WORK INSTRUCTIONS
Below are records; count the lines that contain "coisas" and give only the total.

RECORD EXCERPTS
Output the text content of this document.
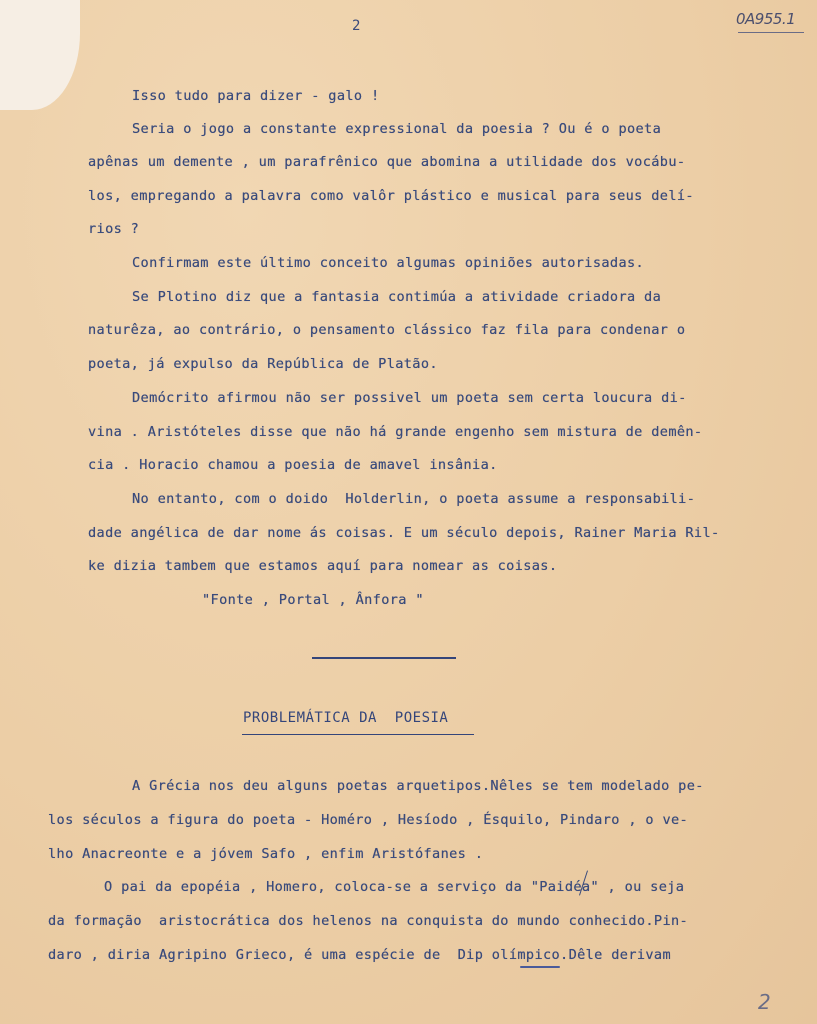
2	0A955.1
Isso tudo para dizer - galo !
Seria o jogo a constante expressional da poesia ? Ou é o poeta
apênas um demente , um parafrênico que abomina a utilidade dos vocábu-
los, empregando a palavra como valôr plástico e musical para seus delí-
rios ?
Confirmam este último conceito algumas opiniões autorisadas.
Se Plotino diz que a fantasia contimúa a atividade criadora da
naturêza, ao contrário, o pensamento clássico faz fila para condenar o
poeta, já expulso da República de Platão.
Demócrito afirmou não ser possivel um poeta sem certa loucura di-
vina . Aristóteles disse que não há grande engenho sem mistura de demên-
cia . Horacio chamou a poesia de amavel insânia.
No entanto, com o doido  Holderlin, o poeta assume a responsabili-
dade angélica de dar nome ás coisas. E um século depois, Rainer Maria Ril-
ke dizia tambem que estamos aquí para nomear as coisas.
"Fonte , Portal , Ânfora "
PROBLEMÁTICA DA  POESIA
A Grécia nos deu alguns poetas arquetipos.Nêles se tem modelado pe-
los séculos a figura do poeta - Homéro , Hesíodo , Ésquilo, Pindaro , o ve-
lho Anacreonte e a jóvem Safo , enfim Aristófanes .
O pai da epopéia , Homero, coloca-se a serviço da "Paidéa" , ou seja
da formação  aristocrática dos helenos na conquista do mundo conhecido.Pin-
daro , diria Agripino Grieco, é uma espécie de  Dip olímpico.Dêle derivam
2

FULL SOLUTION
2